(Data records)
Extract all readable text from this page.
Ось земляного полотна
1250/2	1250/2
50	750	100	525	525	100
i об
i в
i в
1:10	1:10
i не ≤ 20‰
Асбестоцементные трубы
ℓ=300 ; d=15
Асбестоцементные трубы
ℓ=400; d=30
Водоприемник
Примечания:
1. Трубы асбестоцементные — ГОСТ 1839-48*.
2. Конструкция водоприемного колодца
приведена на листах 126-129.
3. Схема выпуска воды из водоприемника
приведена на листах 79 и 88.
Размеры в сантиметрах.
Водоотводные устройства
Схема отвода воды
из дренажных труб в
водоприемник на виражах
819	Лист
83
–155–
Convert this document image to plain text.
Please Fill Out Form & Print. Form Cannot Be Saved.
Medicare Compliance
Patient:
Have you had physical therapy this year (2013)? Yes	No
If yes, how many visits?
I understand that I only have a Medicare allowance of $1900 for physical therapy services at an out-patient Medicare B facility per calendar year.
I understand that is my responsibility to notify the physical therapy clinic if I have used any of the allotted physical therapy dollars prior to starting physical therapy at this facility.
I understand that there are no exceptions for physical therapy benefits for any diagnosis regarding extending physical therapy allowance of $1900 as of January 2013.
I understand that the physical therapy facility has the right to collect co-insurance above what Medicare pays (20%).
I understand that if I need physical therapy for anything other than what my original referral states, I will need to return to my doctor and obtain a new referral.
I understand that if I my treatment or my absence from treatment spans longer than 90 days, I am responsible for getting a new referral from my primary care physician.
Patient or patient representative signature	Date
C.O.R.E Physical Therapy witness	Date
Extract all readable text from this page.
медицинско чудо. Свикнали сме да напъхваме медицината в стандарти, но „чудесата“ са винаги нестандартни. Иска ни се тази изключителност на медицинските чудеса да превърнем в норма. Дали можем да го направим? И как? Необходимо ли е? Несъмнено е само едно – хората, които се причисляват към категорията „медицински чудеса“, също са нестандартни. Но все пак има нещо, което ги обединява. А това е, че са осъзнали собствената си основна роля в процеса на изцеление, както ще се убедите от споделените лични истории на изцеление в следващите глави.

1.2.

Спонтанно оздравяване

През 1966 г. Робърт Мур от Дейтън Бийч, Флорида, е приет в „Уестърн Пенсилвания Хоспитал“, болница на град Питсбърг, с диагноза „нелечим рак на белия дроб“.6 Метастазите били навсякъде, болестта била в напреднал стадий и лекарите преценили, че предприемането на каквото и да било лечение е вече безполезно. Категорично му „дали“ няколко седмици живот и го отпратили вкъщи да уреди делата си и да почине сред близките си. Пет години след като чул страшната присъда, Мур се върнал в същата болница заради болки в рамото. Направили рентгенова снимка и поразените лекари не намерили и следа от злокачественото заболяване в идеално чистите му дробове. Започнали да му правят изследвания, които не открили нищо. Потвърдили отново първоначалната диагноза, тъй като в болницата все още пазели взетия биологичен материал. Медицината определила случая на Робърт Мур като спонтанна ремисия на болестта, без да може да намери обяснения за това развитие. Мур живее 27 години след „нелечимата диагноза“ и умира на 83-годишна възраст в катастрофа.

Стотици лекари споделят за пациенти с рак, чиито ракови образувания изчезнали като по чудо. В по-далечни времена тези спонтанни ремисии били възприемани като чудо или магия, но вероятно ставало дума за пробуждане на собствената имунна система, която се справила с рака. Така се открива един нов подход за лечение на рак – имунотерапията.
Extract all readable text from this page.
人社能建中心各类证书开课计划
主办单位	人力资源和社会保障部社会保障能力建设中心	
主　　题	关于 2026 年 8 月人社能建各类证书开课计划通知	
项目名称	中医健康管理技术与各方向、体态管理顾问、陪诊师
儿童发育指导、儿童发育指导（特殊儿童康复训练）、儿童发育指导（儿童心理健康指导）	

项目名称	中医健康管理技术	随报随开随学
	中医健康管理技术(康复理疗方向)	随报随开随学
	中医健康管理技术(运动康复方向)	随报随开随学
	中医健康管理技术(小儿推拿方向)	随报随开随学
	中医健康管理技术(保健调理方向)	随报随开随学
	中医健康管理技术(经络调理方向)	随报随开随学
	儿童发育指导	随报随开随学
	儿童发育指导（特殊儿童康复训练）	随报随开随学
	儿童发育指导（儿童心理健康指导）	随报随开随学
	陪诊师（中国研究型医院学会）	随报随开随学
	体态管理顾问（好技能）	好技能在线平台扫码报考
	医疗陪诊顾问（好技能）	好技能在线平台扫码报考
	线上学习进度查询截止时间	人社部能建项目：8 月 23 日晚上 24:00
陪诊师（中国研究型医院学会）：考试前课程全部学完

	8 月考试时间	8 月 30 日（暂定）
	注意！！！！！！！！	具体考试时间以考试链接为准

GIVEN PROBLEM:
Tally every line of the data that holds the word "referral" and write the count alone.

EXPECTED ANSWER:
2